REQUIREMENTS →
Pull out each line of the records holding the string "start".

RECORD EXCERPTS →
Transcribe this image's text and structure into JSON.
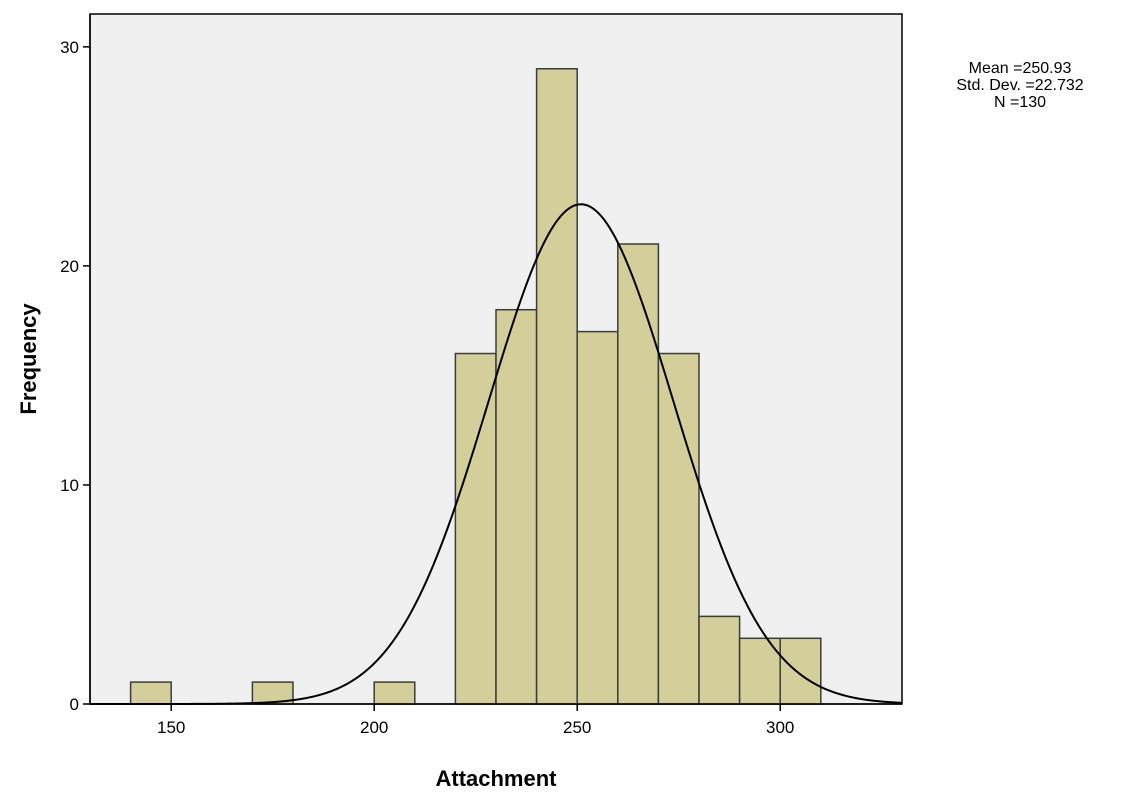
{
  "chart_data": {
    "type": "bar",
    "subtype": "histogram",
    "xlabel": "Attachment",
    "ylabel": "Frequency",
    "xlim": [
      130,
      330
    ],
    "ylim": [
      0,
      31.5
    ],
    "xticks": [
      150,
      200,
      250,
      300
    ],
    "yticks": [
      0,
      10,
      20,
      30
    ],
    "grid": false,
    "bins": [
      {
        "start": 140,
        "end": 150,
        "count": 1
      },
      {
        "start": 170,
        "end": 180,
        "count": 1
      },
      {
        "start": 200,
        "end": 210,
        "count": 1
      },
      {
        "start": 220,
        "end": 230,
        "count": 16
      },
      {
        "start": 230,
        "end": 240,
        "count": 18
      },
      {
        "start": 240,
        "end": 250,
        "count": 29
      },
      {
        "start": 250,
        "end": 260,
        "count": 17
      },
      {
        "start": 260,
        "end": 270,
        "count": 21
      },
      {
        "start": 270,
        "end": 280,
        "count": 16
      },
      {
        "start": 280,
        "end": 290,
        "count": 4
      },
      {
        "start": 290,
        "end": 300,
        "count": 3
      },
      {
        "start": 300,
        "end": 310,
        "count": 3
      }
    ],
    "normal_curve": {
      "mean": 250.93,
      "std_dev": 22.732,
      "n": 130,
      "bin_width": 10
    },
    "stats_legend": {
      "placement": "top-right",
      "lines": [
        "Mean =250.93",
        "Std. Dev. =22.732",
        "N =130"
      ]
    },
    "colors": {
      "plot_background": "#f0f0f0",
      "bar_fill": "#d3ce9a",
      "bar_stroke": "#3c3c3c",
      "curve": "#000000"
    }
  }
}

FINISHED TASK →
        "start": 140,
        "start": 170,
        "start": 200,
        "start": 220,
        "start": 230,
        "start": 240,
        "start": 250,
        "start": 260,
        "start": 270,
        "start": 280,
        "start": 290,
        "start": 300,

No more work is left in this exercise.